##### Supplied information

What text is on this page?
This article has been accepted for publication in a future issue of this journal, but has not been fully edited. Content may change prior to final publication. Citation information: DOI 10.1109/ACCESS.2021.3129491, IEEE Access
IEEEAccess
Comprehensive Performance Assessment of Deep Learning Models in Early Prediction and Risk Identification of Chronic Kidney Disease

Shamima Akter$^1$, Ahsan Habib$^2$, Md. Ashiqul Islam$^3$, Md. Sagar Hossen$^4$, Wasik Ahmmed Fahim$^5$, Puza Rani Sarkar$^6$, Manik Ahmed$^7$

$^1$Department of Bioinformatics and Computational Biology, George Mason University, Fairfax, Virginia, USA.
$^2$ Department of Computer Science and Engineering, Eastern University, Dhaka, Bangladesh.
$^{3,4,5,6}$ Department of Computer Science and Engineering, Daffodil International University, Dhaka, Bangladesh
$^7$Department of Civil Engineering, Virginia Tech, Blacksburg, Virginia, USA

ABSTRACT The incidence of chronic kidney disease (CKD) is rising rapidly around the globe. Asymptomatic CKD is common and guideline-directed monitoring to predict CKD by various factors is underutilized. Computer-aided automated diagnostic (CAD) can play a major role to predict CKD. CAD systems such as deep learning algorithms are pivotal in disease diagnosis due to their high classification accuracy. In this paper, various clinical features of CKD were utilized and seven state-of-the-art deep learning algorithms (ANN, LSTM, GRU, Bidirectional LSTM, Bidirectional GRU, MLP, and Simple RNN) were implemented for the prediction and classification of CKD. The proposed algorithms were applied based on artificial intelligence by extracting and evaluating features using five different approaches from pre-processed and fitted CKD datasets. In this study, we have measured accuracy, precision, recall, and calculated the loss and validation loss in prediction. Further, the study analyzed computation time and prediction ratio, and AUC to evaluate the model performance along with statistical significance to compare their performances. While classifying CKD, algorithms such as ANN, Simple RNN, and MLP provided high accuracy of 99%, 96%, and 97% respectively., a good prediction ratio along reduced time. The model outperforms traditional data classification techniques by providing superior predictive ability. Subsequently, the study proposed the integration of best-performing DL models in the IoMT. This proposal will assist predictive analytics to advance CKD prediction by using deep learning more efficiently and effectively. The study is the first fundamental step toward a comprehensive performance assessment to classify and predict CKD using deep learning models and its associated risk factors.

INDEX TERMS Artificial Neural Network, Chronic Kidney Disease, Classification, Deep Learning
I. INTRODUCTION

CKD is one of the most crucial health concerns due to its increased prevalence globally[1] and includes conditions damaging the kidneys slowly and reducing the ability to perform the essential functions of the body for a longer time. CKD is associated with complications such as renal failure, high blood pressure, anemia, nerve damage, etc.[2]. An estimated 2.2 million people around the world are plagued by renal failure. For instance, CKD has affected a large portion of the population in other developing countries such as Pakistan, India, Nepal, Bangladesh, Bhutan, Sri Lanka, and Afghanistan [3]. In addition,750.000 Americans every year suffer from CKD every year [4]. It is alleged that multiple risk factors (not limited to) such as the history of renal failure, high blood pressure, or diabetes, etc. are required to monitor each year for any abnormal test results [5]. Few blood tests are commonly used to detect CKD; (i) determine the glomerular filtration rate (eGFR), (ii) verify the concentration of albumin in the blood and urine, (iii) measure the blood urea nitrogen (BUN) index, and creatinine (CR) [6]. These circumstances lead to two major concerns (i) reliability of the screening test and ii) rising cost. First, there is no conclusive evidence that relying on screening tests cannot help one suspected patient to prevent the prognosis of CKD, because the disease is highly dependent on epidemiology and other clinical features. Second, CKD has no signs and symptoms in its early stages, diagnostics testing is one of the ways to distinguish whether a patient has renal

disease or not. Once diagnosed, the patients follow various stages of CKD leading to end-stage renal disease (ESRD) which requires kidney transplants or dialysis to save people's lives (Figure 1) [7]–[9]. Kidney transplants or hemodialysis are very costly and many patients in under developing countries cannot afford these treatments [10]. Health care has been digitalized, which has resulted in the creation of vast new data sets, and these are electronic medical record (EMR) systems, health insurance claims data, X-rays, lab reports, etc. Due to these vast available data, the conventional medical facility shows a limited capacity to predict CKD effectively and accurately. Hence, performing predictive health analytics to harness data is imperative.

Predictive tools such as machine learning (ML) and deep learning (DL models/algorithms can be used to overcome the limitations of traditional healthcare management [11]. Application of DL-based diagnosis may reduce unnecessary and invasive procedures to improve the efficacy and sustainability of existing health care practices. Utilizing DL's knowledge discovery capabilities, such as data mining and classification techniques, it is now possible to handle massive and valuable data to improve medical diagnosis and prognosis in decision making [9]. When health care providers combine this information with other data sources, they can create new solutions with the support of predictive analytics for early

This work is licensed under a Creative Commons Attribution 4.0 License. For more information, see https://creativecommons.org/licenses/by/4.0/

##########

• _Prompt_
An exact copy of every record above is needed. Write it out word for word.

• _The completed task_
What text is on this page?
This article has been accepted for publication in a future issue of this journal, but has not been fully edited. Content may change prior to final publication. Citation information: DOI 10.1109/ACCESS.2021.3129491, IEEE Access
IEEEAccess
Comprehensive Performance Assessment of Deep Learning Models in Early Prediction and Risk Identification of Chronic Kidney Disease

Shamima Akter$^1$, Ahsan Habib$^2$, Md. Ashiqul Islam$^3$, Md. Sagar Hossen$^4$, Wasik Ahmmed Fahim$^5$, Puza Rani Sarkar$^6$, Manik Ahmed$^7$

$^1$Department of Bioinformatics and Computational Biology, George Mason University, Fairfax, Virginia, USA.
$^2$ Department of Computer Science and Engineering, Eastern University, Dhaka, Bangladesh.
$^{3,4,5,6}$ Department of Computer Science and Engineering, Daffodil International University, Dhaka, Bangladesh
$^7$Department of Civil Engineering, Virginia Tech, Blacksburg, Virginia, USA

ABSTRACT The incidence of chronic kidney disease (CKD) is rising rapidly around the globe. Asymptomatic CKD is common and guideline-directed monitoring to predict CKD by various factors is underutilized. Computer-aided automated diagnostic (CAD) can play a major role to predict CKD. CAD systems such as deep learning algorithms are pivotal in disease diagnosis due to their high classification accuracy. In this paper, various clinical features of CKD were utilized and seven state-of-the-art deep learning algorithms (ANN, LSTM, GRU, Bidirectional LSTM, Bidirectional GRU, MLP, and Simple RNN) were implemented for the prediction and classification of CKD. The proposed algorithms were applied based on artificial intelligence by extracting and evaluating features using five different approaches from pre-processed and fitted CKD datasets. In this study, we have measured accuracy, precision, recall, and calculated the loss and validation loss in prediction. Further, the study analyzed computation time and prediction ratio, and AUC to evaluate the model performance along with statistical significance to compare their performances. While classifying CKD, algorithms such as ANN, Simple RNN, and MLP provided high accuracy of 99%, 96%, and 97% respectively., a good prediction ratio along reduced time. The model outperforms traditional data classification techniques by providing superior predictive ability. Subsequently, the study proposed the integration of best-performing DL models in the IoMT. This proposal will assist predictive analytics to advance CKD prediction by using deep learning more efficiently and effectively. The study is the first fundamental step toward a comprehensive performance assessment to classify and predict CKD using deep learning models and its associated risk factors.

INDEX TERMS Artificial Neural Network, Chronic Kidney Disease, Classification, Deep Learning
I. INTRODUCTION

CKD is one of the most crucial health concerns due to its increased prevalence globally[1] and includes conditions damaging the kidneys slowly and reducing the ability to perform the essential functions of the body for a longer time. CKD is associated with complications such as renal failure, high blood pressure, anemia, nerve damage, etc.[2]. An estimated 2.2 million people around the world are plagued by renal failure. For instance, CKD has affected a large portion of the population in other developing countries such as Pakistan, India, Nepal, Bangladesh, Bhutan, Sri Lanka, and Afghanistan [3]. In addition,750.000 Americans every year suffer from CKD every year [4]. It is alleged that multiple risk factors (not limited to) such as the history of renal failure, high blood pressure, or diabetes, etc. are required to monitor each year for any abnormal test results [5]. Few blood tests are commonly used to detect CKD; (i) determine the glomerular filtration rate (eGFR), (ii) verify the concentration of albumin in the blood and urine, (iii) measure the blood urea nitrogen (BUN) index, and creatinine (CR) [6]. These circumstances lead to two major concerns (i) reliability of the screening test and ii) rising cost. First, there is no conclusive evidence that relying on screening tests cannot help one suspected patient to prevent the prognosis of CKD, because the disease is highly dependent on epidemiology and other clinical features. Second, CKD has no signs and symptoms in its early stages, diagnostics testing is one of the ways to distinguish whether a patient has renal

disease or not. Once diagnosed, the patients follow various stages of CKD leading to end-stage renal disease (ESRD) which requires kidney transplants or dialysis to save people's lives (Figure 1) [7]–[9]. Kidney transplants or hemodialysis are very costly and many patients in under developing countries cannot afford these treatments [10]. Health care has been digitalized, which has resulted in the creation of vast new data sets, and these are electronic medical record (EMR) systems, health insurance claims data, X-rays, lab reports, etc. Due to these vast available data, the conventional medical facility shows a limited capacity to predict CKD effectively and accurately. Hence, performing predictive health analytics to harness data is imperative.

Predictive tools such as machine learning (ML) and deep learning (DL models/algorithms can be used to overcome the limitations of traditional healthcare management [11]. Application of DL-based diagnosis may reduce unnecessary and invasive procedures to improve the efficacy and sustainability of existing health care practices. Utilizing DL's knowledge discovery capabilities, such as data mining and classification techniques, it is now possible to handle massive and valuable data to improve medical diagnosis and prognosis in decision making [9]. When health care providers combine this information with other data sources, they can create new solutions with the support of predictive analytics for early

This work is licensed under a Creative Commons Attribution 4.0 License. For more information, see https://creativecommons.org/licenses/by/4.0/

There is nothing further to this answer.